#### Collected data:
○ ○ ○ ○ ○

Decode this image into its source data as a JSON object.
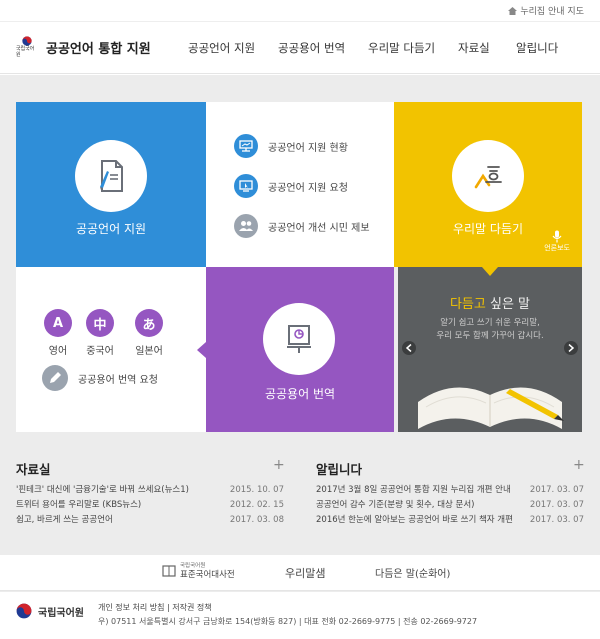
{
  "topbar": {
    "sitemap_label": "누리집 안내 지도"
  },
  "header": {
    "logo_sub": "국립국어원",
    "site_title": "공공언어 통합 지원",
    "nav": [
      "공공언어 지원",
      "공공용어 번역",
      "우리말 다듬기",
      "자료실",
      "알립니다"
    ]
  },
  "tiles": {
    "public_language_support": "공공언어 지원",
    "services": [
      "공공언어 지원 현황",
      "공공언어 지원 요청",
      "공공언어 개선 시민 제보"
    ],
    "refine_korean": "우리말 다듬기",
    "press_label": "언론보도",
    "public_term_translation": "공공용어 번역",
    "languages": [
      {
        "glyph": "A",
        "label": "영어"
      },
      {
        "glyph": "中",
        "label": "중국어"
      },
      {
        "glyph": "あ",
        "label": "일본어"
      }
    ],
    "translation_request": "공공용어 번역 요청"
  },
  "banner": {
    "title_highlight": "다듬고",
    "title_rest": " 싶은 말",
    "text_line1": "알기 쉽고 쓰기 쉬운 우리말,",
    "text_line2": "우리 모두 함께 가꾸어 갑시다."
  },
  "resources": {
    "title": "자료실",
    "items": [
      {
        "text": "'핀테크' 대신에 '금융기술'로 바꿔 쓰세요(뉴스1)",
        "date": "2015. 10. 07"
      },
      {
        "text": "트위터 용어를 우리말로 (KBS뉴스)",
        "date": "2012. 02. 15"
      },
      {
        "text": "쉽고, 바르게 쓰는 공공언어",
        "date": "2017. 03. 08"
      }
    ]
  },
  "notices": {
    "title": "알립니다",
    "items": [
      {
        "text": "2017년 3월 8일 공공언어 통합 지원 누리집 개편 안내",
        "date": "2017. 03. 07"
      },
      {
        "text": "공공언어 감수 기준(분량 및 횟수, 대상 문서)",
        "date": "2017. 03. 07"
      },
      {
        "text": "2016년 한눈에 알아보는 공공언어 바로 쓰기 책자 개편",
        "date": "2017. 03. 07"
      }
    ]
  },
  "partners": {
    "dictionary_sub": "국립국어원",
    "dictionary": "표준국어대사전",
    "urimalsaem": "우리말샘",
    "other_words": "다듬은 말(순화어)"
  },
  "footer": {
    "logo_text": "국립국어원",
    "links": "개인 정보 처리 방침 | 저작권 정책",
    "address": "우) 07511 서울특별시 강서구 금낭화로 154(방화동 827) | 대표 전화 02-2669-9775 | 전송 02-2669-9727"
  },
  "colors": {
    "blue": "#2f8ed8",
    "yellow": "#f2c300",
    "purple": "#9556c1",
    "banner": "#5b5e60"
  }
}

○ ○ ○ ○ ○

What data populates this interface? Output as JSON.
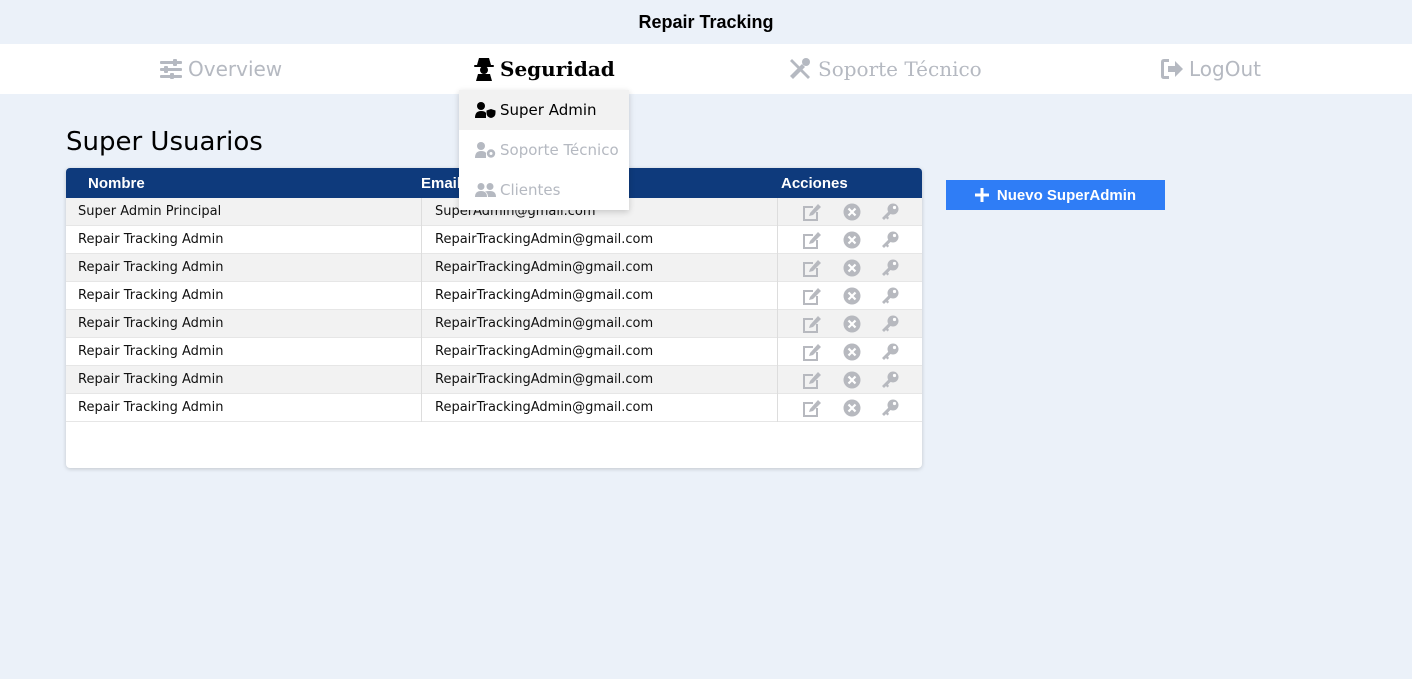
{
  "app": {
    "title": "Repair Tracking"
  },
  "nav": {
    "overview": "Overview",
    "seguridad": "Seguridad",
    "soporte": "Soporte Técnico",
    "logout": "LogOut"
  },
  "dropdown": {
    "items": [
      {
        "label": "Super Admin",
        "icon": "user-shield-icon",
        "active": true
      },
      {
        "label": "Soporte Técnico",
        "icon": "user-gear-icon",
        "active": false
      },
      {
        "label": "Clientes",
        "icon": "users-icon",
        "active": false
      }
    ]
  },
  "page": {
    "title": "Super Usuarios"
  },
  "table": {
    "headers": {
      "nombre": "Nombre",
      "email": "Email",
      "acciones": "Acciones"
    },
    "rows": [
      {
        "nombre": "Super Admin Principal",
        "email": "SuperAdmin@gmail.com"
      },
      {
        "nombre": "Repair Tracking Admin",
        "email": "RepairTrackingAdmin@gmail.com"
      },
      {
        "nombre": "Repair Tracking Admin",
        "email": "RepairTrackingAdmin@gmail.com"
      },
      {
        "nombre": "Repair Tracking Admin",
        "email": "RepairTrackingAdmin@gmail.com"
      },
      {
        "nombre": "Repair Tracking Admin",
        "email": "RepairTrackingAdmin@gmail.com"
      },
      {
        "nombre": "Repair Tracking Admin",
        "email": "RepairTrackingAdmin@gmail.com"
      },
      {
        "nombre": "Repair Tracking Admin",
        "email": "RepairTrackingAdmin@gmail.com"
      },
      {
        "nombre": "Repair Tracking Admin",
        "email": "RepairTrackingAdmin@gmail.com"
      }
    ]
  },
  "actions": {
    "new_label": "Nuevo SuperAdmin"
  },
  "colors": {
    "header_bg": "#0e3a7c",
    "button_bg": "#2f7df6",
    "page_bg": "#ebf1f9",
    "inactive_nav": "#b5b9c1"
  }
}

○ ○ ○ ○ ○

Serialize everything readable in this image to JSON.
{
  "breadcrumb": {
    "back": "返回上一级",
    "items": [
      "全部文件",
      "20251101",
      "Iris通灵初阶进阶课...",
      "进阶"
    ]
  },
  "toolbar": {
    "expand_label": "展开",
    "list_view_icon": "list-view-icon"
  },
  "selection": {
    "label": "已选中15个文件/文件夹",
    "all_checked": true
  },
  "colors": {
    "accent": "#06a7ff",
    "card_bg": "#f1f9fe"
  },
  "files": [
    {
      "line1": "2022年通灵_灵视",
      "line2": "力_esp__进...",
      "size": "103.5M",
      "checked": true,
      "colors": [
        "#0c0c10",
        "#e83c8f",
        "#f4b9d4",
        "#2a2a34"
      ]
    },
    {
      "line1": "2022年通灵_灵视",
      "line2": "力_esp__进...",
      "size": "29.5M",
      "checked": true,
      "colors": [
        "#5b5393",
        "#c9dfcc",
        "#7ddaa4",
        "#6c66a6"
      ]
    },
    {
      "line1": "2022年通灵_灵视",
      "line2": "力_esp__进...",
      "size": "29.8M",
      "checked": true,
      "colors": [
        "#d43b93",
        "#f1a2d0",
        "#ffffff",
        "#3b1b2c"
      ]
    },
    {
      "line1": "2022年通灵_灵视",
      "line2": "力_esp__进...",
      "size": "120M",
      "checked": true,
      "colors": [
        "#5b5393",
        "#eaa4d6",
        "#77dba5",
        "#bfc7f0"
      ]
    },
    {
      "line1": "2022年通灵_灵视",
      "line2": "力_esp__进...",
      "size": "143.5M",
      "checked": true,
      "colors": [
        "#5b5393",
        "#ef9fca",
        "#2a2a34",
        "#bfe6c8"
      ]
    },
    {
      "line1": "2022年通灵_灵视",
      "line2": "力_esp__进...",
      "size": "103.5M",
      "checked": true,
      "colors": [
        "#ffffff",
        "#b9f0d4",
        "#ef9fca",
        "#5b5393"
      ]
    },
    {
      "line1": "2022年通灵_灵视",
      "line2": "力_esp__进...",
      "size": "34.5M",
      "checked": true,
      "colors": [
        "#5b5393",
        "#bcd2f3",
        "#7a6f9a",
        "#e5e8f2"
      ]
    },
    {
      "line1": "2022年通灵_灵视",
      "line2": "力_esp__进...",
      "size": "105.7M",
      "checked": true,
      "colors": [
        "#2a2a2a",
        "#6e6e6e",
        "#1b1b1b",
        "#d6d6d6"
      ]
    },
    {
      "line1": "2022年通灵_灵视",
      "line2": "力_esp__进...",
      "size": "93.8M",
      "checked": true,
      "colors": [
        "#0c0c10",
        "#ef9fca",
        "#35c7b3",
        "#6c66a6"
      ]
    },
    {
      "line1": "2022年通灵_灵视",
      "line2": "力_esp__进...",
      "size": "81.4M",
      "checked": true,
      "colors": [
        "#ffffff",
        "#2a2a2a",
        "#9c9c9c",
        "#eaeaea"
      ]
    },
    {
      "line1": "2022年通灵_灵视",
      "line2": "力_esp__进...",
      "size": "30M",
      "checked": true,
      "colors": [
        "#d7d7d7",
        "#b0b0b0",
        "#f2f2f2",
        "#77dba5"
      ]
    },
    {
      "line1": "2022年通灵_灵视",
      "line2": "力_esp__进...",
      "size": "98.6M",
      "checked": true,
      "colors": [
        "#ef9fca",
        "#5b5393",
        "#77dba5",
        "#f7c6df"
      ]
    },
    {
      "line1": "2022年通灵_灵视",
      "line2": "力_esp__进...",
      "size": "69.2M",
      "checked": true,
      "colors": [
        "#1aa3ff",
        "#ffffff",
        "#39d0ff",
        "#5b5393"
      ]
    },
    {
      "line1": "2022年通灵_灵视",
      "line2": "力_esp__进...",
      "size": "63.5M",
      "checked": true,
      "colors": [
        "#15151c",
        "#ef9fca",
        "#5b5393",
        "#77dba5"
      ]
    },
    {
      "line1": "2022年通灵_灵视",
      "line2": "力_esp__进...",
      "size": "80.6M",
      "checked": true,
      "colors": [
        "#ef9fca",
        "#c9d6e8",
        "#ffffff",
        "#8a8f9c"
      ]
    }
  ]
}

○ ○ ○ ○ ○

#### Your goal:
From the listing, copy every line where the string "공공용어" appears.

#### Reply:
      "공공용어 번역",
    "public_term_translation": "공공용어 번역",
    "translation_request": "공공용어 번역 요청"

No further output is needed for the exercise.